Source records:
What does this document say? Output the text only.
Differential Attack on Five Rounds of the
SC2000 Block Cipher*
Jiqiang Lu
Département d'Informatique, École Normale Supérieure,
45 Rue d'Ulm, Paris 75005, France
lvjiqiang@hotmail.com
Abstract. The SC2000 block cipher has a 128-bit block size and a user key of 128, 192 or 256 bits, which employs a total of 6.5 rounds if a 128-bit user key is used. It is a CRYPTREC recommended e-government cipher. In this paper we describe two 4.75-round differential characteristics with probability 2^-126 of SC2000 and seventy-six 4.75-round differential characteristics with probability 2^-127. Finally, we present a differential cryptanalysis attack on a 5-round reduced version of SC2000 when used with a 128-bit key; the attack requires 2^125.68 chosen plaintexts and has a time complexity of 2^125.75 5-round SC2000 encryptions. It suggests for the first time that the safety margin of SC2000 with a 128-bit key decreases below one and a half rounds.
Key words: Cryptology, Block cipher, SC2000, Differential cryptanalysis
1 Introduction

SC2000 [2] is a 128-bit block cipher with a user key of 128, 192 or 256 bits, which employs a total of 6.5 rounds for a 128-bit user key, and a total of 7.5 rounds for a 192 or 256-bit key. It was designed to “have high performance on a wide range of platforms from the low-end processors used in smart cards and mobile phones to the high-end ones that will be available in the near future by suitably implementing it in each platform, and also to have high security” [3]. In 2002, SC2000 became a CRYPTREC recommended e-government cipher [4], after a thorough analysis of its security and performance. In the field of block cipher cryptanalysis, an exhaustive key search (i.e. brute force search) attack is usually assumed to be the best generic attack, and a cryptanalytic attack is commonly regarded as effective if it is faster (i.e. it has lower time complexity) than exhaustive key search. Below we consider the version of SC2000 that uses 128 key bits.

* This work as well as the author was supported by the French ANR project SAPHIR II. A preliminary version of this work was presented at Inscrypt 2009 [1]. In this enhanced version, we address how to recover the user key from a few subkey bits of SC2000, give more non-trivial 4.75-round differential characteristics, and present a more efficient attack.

■ Exercise directions ■
The records above must be output exactly, in full.

■ Exercise response ■
What does this document say? Output the text only.
Differential Attack on Five Rounds of the
SC2000 Block Cipher*
Jiqiang Lu
Département d'Informatique, École Normale Supérieure,
45 Rue d'Ulm, Paris 75005, France
lvjiqiang@hotmail.com
Abstract. The SC2000 block cipher has a 128-bit block size and a user key of 128, 192 or 256 bits, which employs a total of 6.5 rounds if a 128-bit user key is used. It is a CRYPTREC recommended e-government cipher. In this paper we describe two 4.75-round differential characteristics with probability 2^-126 of SC2000 and seventy-six 4.75-round differential characteristics with probability 2^-127. Finally, we present a differential cryptanalysis attack on a 5-round reduced version of SC2000 when used with a 128-bit key; the attack requires 2^125.68 chosen plaintexts and has a time complexity of 2^125.75 5-round SC2000 encryptions. It suggests for the first time that the safety margin of SC2000 with a 128-bit key decreases below one and a half rounds.
Key words: Cryptology, Block cipher, SC2000, Differential cryptanalysis
1 Introduction

SC2000 [2] is a 128-bit block cipher with a user key of 128, 192 or 256 bits, which employs a total of 6.5 rounds for a 128-bit user key, and a total of 7.5 rounds for a 192 or 256-bit key. It was designed to “have high performance on a wide range of platforms from the low-end processors used in smart cards and mobile phones to the high-end ones that will be available in the near future by suitably implementing it in each platform, and also to have high security” [3]. In 2002, SC2000 became a CRYPTREC recommended e-government cipher [4], after a thorough analysis of its security and performance. In the field of block cipher cryptanalysis, an exhaustive key search (i.e. brute force search) attack is usually assumed to be the best generic attack, and a cryptanalytic attack is commonly regarded as effective if it is faster (i.e. it has lower time complexity) than exhaustive key search. Below we consider the version of SC2000 that uses 128 key bits.

* This work as well as the author was supported by the French ANR project SAPHIR II. A preliminary version of this work was presented at Inscrypt 2009 [1]. In this enhanced version, we address how to recover the user key from a few subkey bits of SC2000, give more non-trivial 4.75-round differential characteristics, and present a more efficient attack.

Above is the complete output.